#### Dataset extract:

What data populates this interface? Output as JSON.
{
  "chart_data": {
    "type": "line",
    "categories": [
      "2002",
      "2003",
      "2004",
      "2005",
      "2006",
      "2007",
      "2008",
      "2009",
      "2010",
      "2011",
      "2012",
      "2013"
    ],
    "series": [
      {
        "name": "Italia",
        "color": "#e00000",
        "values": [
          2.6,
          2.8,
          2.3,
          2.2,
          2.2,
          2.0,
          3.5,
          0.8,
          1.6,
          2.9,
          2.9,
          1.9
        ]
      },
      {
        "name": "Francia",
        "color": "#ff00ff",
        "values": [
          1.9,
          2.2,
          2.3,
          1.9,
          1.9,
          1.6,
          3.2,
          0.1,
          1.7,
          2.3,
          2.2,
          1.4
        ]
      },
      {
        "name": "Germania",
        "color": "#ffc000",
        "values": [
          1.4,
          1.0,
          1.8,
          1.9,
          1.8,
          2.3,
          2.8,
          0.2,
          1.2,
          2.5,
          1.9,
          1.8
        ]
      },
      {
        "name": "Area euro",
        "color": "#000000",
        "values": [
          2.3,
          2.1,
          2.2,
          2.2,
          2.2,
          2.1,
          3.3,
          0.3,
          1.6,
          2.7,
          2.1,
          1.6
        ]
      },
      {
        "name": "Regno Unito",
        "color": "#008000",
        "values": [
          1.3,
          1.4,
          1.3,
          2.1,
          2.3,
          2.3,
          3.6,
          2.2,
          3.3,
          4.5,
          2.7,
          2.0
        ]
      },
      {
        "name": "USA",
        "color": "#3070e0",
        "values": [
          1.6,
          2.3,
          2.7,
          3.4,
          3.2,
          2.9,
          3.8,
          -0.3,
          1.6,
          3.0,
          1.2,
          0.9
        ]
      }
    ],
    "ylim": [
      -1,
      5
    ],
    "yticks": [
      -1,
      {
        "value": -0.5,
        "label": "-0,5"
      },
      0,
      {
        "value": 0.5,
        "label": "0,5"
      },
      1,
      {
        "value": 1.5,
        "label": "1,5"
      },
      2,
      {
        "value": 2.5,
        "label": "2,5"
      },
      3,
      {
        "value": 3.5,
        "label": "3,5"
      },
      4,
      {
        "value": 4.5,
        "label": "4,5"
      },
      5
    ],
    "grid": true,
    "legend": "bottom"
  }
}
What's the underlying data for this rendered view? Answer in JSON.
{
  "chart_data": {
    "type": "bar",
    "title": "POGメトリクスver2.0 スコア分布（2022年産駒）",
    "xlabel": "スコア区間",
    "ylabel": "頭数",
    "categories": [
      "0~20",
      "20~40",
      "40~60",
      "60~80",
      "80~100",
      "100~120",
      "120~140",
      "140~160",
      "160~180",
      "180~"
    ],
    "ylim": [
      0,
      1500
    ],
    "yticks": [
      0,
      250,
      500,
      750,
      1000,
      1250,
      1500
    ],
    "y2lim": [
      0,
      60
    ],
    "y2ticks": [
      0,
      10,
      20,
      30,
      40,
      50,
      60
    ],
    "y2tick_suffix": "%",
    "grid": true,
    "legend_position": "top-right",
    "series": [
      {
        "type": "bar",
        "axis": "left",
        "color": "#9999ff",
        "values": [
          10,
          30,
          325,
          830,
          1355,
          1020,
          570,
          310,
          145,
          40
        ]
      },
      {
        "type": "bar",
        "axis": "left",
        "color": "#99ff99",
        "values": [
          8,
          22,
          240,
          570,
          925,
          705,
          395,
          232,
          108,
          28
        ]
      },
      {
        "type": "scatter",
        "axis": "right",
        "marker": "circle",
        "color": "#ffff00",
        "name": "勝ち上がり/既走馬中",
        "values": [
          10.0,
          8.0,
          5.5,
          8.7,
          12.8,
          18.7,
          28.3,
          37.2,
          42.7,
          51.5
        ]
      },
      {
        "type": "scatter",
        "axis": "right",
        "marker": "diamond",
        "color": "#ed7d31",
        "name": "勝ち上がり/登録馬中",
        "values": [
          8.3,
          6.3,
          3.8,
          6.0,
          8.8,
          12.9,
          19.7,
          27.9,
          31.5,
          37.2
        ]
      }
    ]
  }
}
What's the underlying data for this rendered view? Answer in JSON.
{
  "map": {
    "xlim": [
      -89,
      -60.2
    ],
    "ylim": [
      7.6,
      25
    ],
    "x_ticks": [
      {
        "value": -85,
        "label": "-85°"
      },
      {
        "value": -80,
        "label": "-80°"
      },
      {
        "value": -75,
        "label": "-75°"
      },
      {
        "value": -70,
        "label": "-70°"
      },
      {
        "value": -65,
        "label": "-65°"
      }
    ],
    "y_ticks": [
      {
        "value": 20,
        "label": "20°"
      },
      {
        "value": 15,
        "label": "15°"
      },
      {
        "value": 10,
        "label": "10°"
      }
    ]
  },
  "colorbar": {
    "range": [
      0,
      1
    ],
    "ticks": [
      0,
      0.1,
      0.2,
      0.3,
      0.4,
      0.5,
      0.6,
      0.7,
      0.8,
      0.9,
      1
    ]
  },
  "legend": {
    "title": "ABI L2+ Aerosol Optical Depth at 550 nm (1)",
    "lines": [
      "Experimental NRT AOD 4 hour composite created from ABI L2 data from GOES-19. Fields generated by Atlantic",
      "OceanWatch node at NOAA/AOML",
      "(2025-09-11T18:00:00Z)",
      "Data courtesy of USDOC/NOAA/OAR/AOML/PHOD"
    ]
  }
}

#### Short task:
Copy the material above verbatim.

#### Correct output:
What data populates this interface? Output as JSON.
{
  "chart_data": {
    "type": "line",
    "categories": [
      "2002",
      "2003",
      "2004",
      "2005",
      "2006",
      "2007",
      "2008",
      "2009",
      "2010",
      "2011",
      "2012",
      "2013"
    ],
    "series": [
      {
        "name": "Italia",
        "color": "#e00000",
        "values": [
          2.6,
          2.8,
          2.3,
          2.2,
          2.2,
          2.0,
          3.5,
          0.8,
          1.6,
          2.9,
          2.9,
          1.9
        ]
      },
      {
        "name": "Francia",
        "color": "#ff00ff",
        "values": [
          1.9,
          2.2,
          2.3,
          1.9,
          1.9,
          1.6,
          3.2,
          0.1,
          1.7,
          2.3,
          2.2,
          1.4
        ]
      },
      {
        "name": "Germania",
        "color": "#ffc000",
        "values": [
          1.4,
          1.0,
          1.8,
          1.9,
          1.8,
          2.3,
          2.8,
          0.2,
          1.2,
          2.5,
          1.9,
          1.8
        ]
      },
      {
        "name": "Area euro",
        "color": "#000000",
        "values": [
          2.3,
          2.1,
          2.2,
          2.2,
          2.2,
          2.1,
          3.3,
          0.3,
          1.6,
          2.7,
          2.1,
          1.6
        ]
      },
      {
        "name": "Regno Unito",
        "color": "#008000",
        "values": [
          1.3,
          1.4,
          1.3,
          2.1,
          2.3,
          2.3,
          3.6,
          2.2,
          3.3,
          4.5,
          2.7,
          2.0
        ]
      },
      {
        "name": "USA",
        "color": "#3070e0",
        "values": [
          1.6,
          2.3,
          2.7,
          3.4,
          3.2,
          2.9,
          3.8,
          -0.3,
          1.6,
          3.0,
          1.2,
          0.9
        ]
      }
    ],
    "ylim": [
      -1,
      5
    ],
    "yticks": [
      -1,
      {
        "value": -0.5,
        "label": "-0,5"
      },
      0,
      {
        "value": 0.5,
        "label": "0,5"
      },
      1,
      {
        "value": 1.5,
        "label": "1,5"
      },
      2,
      {
        "value": 2.5,
        "label": "2,5"
      },
      3,
      {
        "value": 3.5,
        "label": "3,5"
      },
      4,
      {
        "value": 4.5,
        "label": "4,5"
      },
      5
    ],
    "grid": true,
    "legend": "bottom"
  }
}
What's the underlying data for this rendered view? Answer in JSON.
{
  "chart_data": {
    "type": "bar",
    "title": "POGメトリクスver2.0 スコア分布（2022年産駒）",
    "xlabel": "スコア区間",
    "ylabel": "頭数",
    "categories": [
      "0~20",
      "20~40",
      "40~60",
      "60~80",
      "80~100",
      "100~120",
      "120~140",
      "140~160",
      "160~180",
      "180~"
    ],
    "ylim": [
      0,
      1500
    ],
    "yticks": [
      0,
      250,
      500,
      750,
      1000,
      1250,
      1500
    ],
    "y2lim": [
      0,
      60
    ],
    "y2ticks": [
      0,
      10,
      20,
      30,
      40,
      50,
      60
    ],
    "y2tick_suffix": "%",
    "grid": true,
    "legend_position": "top-right",
    "series": [
      {
        "type": "bar",
        "axis": "left",
        "color": "#9999ff",
        "values": [
          10,
          30,
          325,
          830,
          1355,
          1020,
          570,
          310,
          145,
          40
        ]
      },
      {
        "type": "bar",
        "axis": "left",
        "color": "#99ff99",
        "values": [
          8,
          22,
          240,
          570,
          925,
          705,
          395,
          232,
          108,
          28
        ]
      },
      {
        "type": "scatter",
        "axis": "right",
        "marker": "circle",
        "color": "#ffff00",
        "name": "勝ち上がり/既走馬中",
        "values": [
          10.0,
          8.0,
          5.5,
          8.7,
          12.8,
          18.7,
          28.3,
          37.2,
          42.7,
          51.5
        ]
      },
      {
        "type": "scatter",
        "axis": "right",
        "marker": "diamond",
        "color": "#ed7d31",
        "name": "勝ち上がり/登録馬中",
        "values": [
          8.3,
          6.3,
          3.8,
          6.0,
          8.8,
          12.9,
          19.7,
          27.9,
          31.5,
          37.2
        ]
      }
    ]
  }
}
What's the underlying data for this rendered view? Answer in JSON.
{
  "map": {
    "xlim": [
      -89,
      -60.2
    ],
    "ylim": [
      7.6,
      25
    ],
    "x_ticks": [
      {
        "value": -85,
        "label": "-85°"
      },
      {
        "value": -80,
        "label": "-80°"
      },
      {
        "value": -75,
        "label": "-75°"
      },
      {
        "value": -70,
        "label": "-70°"
      },
      {
        "value": -65,
        "label": "-65°"
      }
    ],
    "y_ticks": [
      {
        "value": 20,
        "label": "20°"
      },
      {
        "value": 15,
        "label": "15°"
      },
      {
        "value": 10,
        "label": "10°"
      }
    ]
  },
  "colorbar": {
    "range": [
      0,
      1
    ],
    "ticks": [
      0,
      0.1,
      0.2,
      0.3,
      0.4,
      0.5,
      0.6,
      0.7,
      0.8,
      0.9,
      1
    ]
  },
  "legend": {
    "title": "ABI L2+ Aerosol Optical Depth at 550 nm (1)",
    "lines": [
      "Experimental NRT AOD 4 hour composite created from ABI L2 data from GOES-19. Fields generated by Atlantic",
      "OceanWatch node at NOAA/AOML",
      "(2025-09-11T18:00:00Z)",
      "Data courtesy of USDOC/NOAA/OAR/AOML/PHOD"
    ]
  }
}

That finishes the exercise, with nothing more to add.